_MATERIALS PROVIDED_.

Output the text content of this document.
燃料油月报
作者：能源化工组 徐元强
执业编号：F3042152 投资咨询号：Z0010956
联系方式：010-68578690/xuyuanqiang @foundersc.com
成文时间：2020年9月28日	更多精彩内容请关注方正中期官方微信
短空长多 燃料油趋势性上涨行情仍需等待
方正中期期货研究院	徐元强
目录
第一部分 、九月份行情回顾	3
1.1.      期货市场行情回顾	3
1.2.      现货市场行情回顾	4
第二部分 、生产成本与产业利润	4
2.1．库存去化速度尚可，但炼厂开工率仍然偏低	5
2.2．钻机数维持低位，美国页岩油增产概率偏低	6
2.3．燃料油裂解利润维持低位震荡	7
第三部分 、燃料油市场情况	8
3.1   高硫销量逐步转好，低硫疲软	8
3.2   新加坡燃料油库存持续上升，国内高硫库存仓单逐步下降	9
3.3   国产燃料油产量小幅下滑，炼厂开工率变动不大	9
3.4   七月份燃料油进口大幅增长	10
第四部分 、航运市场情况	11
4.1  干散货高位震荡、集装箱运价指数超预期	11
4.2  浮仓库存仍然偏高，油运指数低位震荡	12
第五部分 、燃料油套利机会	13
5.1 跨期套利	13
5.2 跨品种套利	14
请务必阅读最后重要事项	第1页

_WRITTEN EXERCISE_. Print the whole listing exactly as it is.

_EXERCISE OUTPUT_.
Output the text content of this document.
燃料油月报
作者：能源化工组 徐元强
执业编号：F3042152 投资咨询号：Z0010956
联系方式：010-68578690/xuyuanqiang @foundersc.com
成文时间：2020年9月28日	更多精彩内容请关注方正中期官方微信
短空长多 燃料油趋势性上涨行情仍需等待
方正中期期货研究院	徐元强
目录
第一部分 、九月份行情回顾	3
1.1.      期货市场行情回顾	3
1.2.      现货市场行情回顾	4
第二部分 、生产成本与产业利润	4
2.1．库存去化速度尚可，但炼厂开工率仍然偏低	5
2.2．钻机数维持低位，美国页岩油增产概率偏低	6
2.3．燃料油裂解利润维持低位震荡	7
第三部分 、燃料油市场情况	8
3.1   高硫销量逐步转好，低硫疲软	8
3.2   新加坡燃料油库存持续上升，国内高硫库存仓单逐步下降	9
3.3   国产燃料油产量小幅下滑，炼厂开工率变动不大	9
3.4   七月份燃料油进口大幅增长	10
第四部分 、航运市场情况	11
4.1  干散货高位震荡、集装箱运价指数超预期	11
4.2  浮仓库存仍然偏高，油运指数低位震荡	12
第五部分 、燃料油套利机会	13
5.1 跨期套利	13
5.2 跨品种套利	14
请务必阅读最后重要事项	第1页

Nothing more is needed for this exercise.